● THE TASK
Copy the records below exactly as they are written.

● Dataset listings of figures
◆ ◆ ◆ ◆ ◆
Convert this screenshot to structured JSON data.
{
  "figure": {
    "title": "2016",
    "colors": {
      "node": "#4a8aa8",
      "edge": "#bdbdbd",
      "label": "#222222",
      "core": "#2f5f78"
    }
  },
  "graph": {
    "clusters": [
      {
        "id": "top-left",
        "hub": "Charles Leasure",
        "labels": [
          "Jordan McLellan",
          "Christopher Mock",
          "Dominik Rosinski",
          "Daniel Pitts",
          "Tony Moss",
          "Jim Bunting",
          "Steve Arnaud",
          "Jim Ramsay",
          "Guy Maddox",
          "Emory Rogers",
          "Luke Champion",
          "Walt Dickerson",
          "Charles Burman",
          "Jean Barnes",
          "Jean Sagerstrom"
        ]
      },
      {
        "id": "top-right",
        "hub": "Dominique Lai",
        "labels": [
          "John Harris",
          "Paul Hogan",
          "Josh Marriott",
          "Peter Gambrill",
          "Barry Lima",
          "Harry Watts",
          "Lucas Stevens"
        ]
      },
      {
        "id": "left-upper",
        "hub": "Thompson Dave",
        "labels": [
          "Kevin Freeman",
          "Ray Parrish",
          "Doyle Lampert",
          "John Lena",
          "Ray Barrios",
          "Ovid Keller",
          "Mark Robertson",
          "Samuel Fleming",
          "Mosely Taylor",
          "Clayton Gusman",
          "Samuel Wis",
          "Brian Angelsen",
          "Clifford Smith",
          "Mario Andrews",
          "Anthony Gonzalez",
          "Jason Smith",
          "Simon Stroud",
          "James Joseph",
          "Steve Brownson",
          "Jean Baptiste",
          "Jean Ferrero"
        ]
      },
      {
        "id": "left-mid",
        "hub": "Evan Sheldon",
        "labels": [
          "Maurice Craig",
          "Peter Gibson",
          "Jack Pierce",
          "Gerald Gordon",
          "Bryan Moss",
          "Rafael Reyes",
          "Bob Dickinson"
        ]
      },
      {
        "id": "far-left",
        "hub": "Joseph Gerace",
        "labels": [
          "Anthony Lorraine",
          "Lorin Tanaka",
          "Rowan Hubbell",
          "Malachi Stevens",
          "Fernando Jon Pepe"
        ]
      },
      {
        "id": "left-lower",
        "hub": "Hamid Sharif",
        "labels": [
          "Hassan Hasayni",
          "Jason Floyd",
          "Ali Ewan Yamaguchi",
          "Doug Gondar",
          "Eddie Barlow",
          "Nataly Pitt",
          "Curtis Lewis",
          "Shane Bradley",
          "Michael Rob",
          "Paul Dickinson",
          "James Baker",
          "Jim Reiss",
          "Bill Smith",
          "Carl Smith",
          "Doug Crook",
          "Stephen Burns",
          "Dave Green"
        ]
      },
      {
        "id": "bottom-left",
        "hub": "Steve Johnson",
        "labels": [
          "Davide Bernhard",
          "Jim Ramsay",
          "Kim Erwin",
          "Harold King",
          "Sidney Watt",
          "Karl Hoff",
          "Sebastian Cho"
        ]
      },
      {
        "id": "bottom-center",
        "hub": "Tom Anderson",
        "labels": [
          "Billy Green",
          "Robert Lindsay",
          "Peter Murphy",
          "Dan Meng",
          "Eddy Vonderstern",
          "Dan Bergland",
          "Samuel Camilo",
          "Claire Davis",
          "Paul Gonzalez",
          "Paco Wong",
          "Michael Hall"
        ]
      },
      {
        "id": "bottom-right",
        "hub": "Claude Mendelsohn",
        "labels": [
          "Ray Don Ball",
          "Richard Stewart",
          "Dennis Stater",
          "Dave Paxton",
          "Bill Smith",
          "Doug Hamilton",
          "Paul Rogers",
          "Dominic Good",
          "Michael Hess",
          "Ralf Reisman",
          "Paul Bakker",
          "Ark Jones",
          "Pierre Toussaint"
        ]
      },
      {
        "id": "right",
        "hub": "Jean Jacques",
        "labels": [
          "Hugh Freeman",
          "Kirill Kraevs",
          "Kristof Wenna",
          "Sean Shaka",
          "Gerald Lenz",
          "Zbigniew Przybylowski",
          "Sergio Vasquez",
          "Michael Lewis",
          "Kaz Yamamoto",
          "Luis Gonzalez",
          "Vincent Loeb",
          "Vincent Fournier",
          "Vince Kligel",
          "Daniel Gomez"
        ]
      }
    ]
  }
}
◆ ◆ ◆ ◆ ◆
● REPLY
Convert this screenshot to structured JSON data.
{
  "figure": {
    "title": "2016",
    "colors": {
      "node": "#4a8aa8",
      "edge": "#bdbdbd",
      "label": "#222222",
      "core": "#2f5f78"
    }
  },
  "graph": {
    "clusters": [
      {
        "id": "top-left",
        "hub": "Charles Leasure",
        "labels": [
          "Jordan McLellan",
          "Christopher Mock",
          "Dominik Rosinski",
          "Daniel Pitts",
          "Tony Moss",
          "Jim Bunting",
          "Steve Arnaud",
          "Jim Ramsay",
          "Guy Maddox",
          "Emory Rogers",
          "Luke Champion",
          "Walt Dickerson",
          "Charles Burman",
          "Jean Barnes",
          "Jean Sagerstrom"
        ]
      },
      {
        "id": "top-right",
        "hub": "Dominique Lai",
        "labels": [
          "John Harris",
          "Paul Hogan",
          "Josh Marriott",
          "Peter Gambrill",
          "Barry Lima",
          "Harry Watts",
          "Lucas Stevens"
        ]
      },
      {
        "id": "left-upper",
        "hub": "Thompson Dave",
        "labels": [
          "Kevin Freeman",
          "Ray Parrish",
          "Doyle Lampert",
          "John Lena",
          "Ray Barrios",
          "Ovid Keller",
          "Mark Robertson",
          "Samuel Fleming",
          "Mosely Taylor",
          "Clayton Gusman",
          "Samuel Wis",
          "Brian Angelsen",
          "Clifford Smith",
          "Mario Andrews",
          "Anthony Gonzalez",
          "Jason Smith",
          "Simon Stroud",
          "James Joseph",
          "Steve Brownson",
          "Jean Baptiste",
          "Jean Ferrero"
        ]
      },
      {
        "id": "left-mid",
        "hub": "Evan Sheldon",
        "labels": [
          "Maurice Craig",
          "Peter Gibson",
          "Jack Pierce",
          "Gerald Gordon",
          "Bryan Moss",
          "Rafael Reyes",
          "Bob Dickinson"
        ]
      },
      {
        "id": "far-left",
        "hub": "Joseph Gerace",
        "labels": [
          "Anthony Lorraine",
          "Lorin Tanaka",
          "Rowan Hubbell",
          "Malachi Stevens",
          "Fernando Jon Pepe"
        ]
      },
      {
        "id": "left-lower",
        "hub": "Hamid Sharif",
        "labels": [
          "Hassan Hasayni",
          "Jason Floyd",
          "Ali Ewan Yamaguchi",
          "Doug Gondar",
          "Eddie Barlow",
          "Nataly Pitt",
          "Curtis Lewis",
          "Shane Bradley",
          "Michael Rob",
          "Paul Dickinson",
          "James Baker",
          "Jim Reiss",
          "Bill Smith",
          "Carl Smith",
          "Doug Crook",
          "Stephen Burns",
          "Dave Green"
        ]
      },
      {
        "id": "bottom-left",
        "hub": "Steve Johnson",
        "labels": [
          "Davide Bernhard",
          "Jim Ramsay",
          "Kim Erwin",
          "Harold King",
          "Sidney Watt",
          "Karl Hoff",
          "Sebastian Cho"
        ]
      },
      {
        "id": "bottom-center",
        "hub": "Tom Anderson",
        "labels": [
          "Billy Green",
          "Robert Lindsay",
          "Peter Murphy",
          "Dan Meng",
          "Eddy Vonderstern",
          "Dan Bergland",
          "Samuel Camilo",
          "Claire Davis",
          "Paul Gonzalez",
          "Paco Wong",
          "Michael Hall"
        ]
      },
      {
        "id": "bottom-right",
        "hub": "Claude Mendelsohn",
        "labels": [
          "Ray Don Ball",
          "Richard Stewart",
          "Dennis Stater",
          "Dave Paxton",
          "Bill Smith",
          "Doug Hamilton",
          "Paul Rogers",
          "Dominic Good",
          "Michael Hess",
          "Ralf Reisman",
          "Paul Bakker",
          "Ark Jones",
          "Pierre Toussaint"
        ]
      },
      {
        "id": "right",
        "hub": "Jean Jacques",
        "labels": [
          "Hugh Freeman",
          "Kirill Kraevs",
          "Kristof Wenna",
          "Sean Shaka",
          "Gerald Lenz",
          "Zbigniew Przybylowski",
          "Sergio Vasquez",
          "Michael Lewis",
          "Kaz Yamamoto",
          "Luis Gonzalez",
          "Vincent Loeb",
          "Vincent Fournier",
          "Vince Kligel",
          "Daniel Gomez"
        ]
      }
    ]
  }
}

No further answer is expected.